--- Begin ---

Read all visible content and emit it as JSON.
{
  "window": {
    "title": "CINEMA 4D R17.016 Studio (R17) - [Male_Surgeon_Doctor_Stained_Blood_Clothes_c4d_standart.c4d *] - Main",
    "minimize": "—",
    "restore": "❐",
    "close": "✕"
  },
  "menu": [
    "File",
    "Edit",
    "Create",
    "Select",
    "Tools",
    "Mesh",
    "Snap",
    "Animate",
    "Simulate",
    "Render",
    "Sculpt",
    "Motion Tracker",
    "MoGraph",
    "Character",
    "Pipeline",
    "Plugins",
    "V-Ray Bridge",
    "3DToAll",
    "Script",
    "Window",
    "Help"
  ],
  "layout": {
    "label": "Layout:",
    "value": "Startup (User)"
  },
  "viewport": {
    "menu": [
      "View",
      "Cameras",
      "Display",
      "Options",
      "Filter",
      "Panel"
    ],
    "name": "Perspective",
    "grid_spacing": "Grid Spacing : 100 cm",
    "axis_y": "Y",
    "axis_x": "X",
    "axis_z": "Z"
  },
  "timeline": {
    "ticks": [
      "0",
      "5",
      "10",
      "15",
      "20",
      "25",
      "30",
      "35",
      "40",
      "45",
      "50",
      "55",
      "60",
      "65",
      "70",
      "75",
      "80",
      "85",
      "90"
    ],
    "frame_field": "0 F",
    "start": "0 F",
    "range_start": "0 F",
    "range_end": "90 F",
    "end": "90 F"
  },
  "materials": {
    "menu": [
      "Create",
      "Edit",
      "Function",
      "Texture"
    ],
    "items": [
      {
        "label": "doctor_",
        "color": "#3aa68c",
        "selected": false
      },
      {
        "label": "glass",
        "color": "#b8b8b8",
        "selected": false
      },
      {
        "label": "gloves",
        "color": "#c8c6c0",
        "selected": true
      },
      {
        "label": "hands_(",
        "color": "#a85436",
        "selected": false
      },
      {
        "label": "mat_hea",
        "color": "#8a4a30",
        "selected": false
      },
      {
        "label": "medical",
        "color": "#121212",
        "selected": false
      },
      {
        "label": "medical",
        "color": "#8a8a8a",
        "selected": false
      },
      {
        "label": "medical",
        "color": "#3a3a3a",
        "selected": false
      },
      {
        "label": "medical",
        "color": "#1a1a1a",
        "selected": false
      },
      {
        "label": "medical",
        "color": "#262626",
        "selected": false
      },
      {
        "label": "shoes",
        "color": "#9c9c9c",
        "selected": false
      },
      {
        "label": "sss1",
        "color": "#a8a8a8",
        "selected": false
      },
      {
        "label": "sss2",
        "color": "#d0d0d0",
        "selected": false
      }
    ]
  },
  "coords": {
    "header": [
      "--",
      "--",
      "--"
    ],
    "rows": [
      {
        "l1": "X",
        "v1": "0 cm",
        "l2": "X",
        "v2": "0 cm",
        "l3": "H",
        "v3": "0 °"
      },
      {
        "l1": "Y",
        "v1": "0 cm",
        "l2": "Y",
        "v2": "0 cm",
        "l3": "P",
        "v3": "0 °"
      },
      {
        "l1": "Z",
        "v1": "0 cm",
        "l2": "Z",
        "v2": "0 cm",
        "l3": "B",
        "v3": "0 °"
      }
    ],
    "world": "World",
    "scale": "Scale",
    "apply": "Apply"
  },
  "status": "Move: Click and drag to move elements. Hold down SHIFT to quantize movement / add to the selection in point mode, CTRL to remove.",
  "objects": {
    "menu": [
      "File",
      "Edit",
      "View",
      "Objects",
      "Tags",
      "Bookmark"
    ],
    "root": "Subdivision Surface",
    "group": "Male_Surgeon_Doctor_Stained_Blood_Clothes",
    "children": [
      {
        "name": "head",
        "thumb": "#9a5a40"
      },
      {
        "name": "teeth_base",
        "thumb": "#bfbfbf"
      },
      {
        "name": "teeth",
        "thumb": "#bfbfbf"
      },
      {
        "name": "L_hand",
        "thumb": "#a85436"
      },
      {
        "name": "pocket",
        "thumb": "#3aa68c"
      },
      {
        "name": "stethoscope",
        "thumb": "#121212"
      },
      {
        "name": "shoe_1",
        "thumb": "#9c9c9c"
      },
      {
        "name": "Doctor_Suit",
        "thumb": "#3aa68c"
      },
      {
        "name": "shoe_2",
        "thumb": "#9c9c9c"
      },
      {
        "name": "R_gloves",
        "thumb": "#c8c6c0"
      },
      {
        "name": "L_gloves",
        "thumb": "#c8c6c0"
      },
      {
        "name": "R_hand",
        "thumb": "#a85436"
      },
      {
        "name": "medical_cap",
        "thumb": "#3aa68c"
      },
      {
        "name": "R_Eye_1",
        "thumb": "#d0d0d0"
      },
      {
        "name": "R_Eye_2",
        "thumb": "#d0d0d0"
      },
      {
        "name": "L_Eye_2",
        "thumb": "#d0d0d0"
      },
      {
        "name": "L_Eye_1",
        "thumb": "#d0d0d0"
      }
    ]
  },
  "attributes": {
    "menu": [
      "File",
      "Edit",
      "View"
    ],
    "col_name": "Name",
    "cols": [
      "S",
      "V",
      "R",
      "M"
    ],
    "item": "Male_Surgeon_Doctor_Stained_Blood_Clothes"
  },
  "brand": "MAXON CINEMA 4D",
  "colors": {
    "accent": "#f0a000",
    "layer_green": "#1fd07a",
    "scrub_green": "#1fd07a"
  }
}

--- End ---

* **Problem requirements**: Reproduce all of the data exactly as given.

* **Reply**:
Read all visible content and emit it as JSON.
{
  "window": {
    "title": "CINEMA 4D R17.016 Studio (R17) - [Male_Surgeon_Doctor_Stained_Blood_Clothes_c4d_standart.c4d *] - Main",
    "minimize": "—",
    "restore": "❐",
    "close": "✕"
  },
  "menu": [
    "File",
    "Edit",
    "Create",
    "Select",
    "Tools",
    "Mesh",
    "Snap",
    "Animate",
    "Simulate",
    "Render",
    "Sculpt",
    "Motion Tracker",
    "MoGraph",
    "Character",
    "Pipeline",
    "Plugins",
    "V-Ray Bridge",
    "3DToAll",
    "Script",
    "Window",
    "Help"
  ],
  "layout": {
    "label": "Layout:",
    "value": "Startup (User)"
  },
  "viewport": {
    "menu": [
      "View",
      "Cameras",
      "Display",
      "Options",
      "Filter",
      "Panel"
    ],
    "name": "Perspective",
    "grid_spacing": "Grid Spacing : 100 cm",
    "axis_y": "Y",
    "axis_x": "X",
    "axis_z": "Z"
  },
  "timeline": {
    "ticks": [
      "0",
      "5",
      "10",
      "15",
      "20",
      "25",
      "30",
      "35",
      "40",
      "45",
      "50",
      "55",
      "60",
      "65",
      "70",
      "75",
      "80",
      "85",
      "90"
    ],
    "frame_field": "0 F",
    "start": "0 F",
    "range_start": "0 F",
    "range_end": "90 F",
    "end": "90 F"
  },
  "materials": {
    "menu": [
      "Create",
      "Edit",
      "Function",
      "Texture"
    ],
    "items": [
      {
        "label": "doctor_",
        "color": "#3aa68c",
        "selected": false
      },
      {
        "label": "glass",
        "color": "#b8b8b8",
        "selected": false
      },
      {
        "label": "gloves",
        "color": "#c8c6c0",
        "selected": true
      },
      {
        "label": "hands_(",
        "color": "#a85436",
        "selected": false
      },
      {
        "label": "mat_hea",
        "color": "#8a4a30",
        "selected": false
      },
      {
        "label": "medical",
        "color": "#121212",
        "selected": false
      },
      {
        "label": "medical",
        "color": "#8a8a8a",
        "selected": false
      },
      {
        "label": "medical",
        "color": "#3a3a3a",
        "selected": false
      },
      {
        "label": "medical",
        "color": "#1a1a1a",
        "selected": false
      },
      {
        "label": "medical",
        "color": "#262626",
        "selected": false
      },
      {
        "label": "shoes",
        "color": "#9c9c9c",
        "selected": false
      },
      {
        "label": "sss1",
        "color": "#a8a8a8",
        "selected": false
      },
      {
        "label": "sss2",
        "color": "#d0d0d0",
        "selected": false
      }
    ]
  },
  "coords": {
    "header": [
      "--",
      "--",
      "--"
    ],
    "rows": [
      {
        "l1": "X",
        "v1": "0 cm",
        "l2": "X",
        "v2": "0 cm",
        "l3": "H",
        "v3": "0 °"
      },
      {
        "l1": "Y",
        "v1": "0 cm",
        "l2": "Y",
        "v2": "0 cm",
        "l3": "P",
        "v3": "0 °"
      },
      {
        "l1": "Z",
        "v1": "0 cm",
        "l2": "Z",
        "v2": "0 cm",
        "l3": "B",
        "v3": "0 °"
      }
    ],
    "world": "World",
    "scale": "Scale",
    "apply": "Apply"
  },
  "status": "Move: Click and drag to move elements. Hold down SHIFT to quantize movement / add to the selection in point mode, CTRL to remove.",
  "objects": {
    "menu": [
      "File",
      "Edit",
      "View",
      "Objects",
      "Tags",
      "Bookmark"
    ],
    "root": "Subdivision Surface",
    "group": "Male_Surgeon_Doctor_Stained_Blood_Clothes",
    "children": [
      {
        "name": "head",
        "thumb": "#9a5a40"
      },
      {
        "name": "teeth_base",
        "thumb": "#bfbfbf"
      },
      {
        "name": "teeth",
        "thumb": "#bfbfbf"
      },
      {
        "name": "L_hand",
        "thumb": "#a85436"
      },
      {
        "name": "pocket",
        "thumb": "#3aa68c"
      },
      {
        "name": "stethoscope",
        "thumb": "#121212"
      },
      {
        "name": "shoe_1",
        "thumb": "#9c9c9c"
      },
      {
        "name": "Doctor_Suit",
        "thumb": "#3aa68c"
      },
      {
        "name": "shoe_2",
        "thumb": "#9c9c9c"
      },
      {
        "name": "R_gloves",
        "thumb": "#c8c6c0"
      },
      {
        "name": "L_gloves",
        "thumb": "#c8c6c0"
      },
      {
        "name": "R_hand",
        "thumb": "#a85436"
      },
      {
        "name": "medical_cap",
        "thumb": "#3aa68c"
      },
      {
        "name": "R_Eye_1",
        "thumb": "#d0d0d0"
      },
      {
        "name": "R_Eye_2",
        "thumb": "#d0d0d0"
      },
      {
        "name": "L_Eye_2",
        "thumb": "#d0d0d0"
      },
      {
        "name": "L_Eye_1",
        "thumb": "#d0d0d0"
      }
    ]
  },
  "attributes": {
    "menu": [
      "File",
      "Edit",
      "View"
    ],
    "col_name": "Name",
    "cols": [
      "S",
      "V",
      "R",
      "M"
    ],
    "item": "Male_Surgeon_Doctor_Stained_Blood_Clothes"
  },
  "brand": "MAXON CINEMA 4D",
  "colors": {
    "accent": "#f0a000",
    "layer_green": "#1fd07a",
    "scrub_green": "#1fd07a"
  }
}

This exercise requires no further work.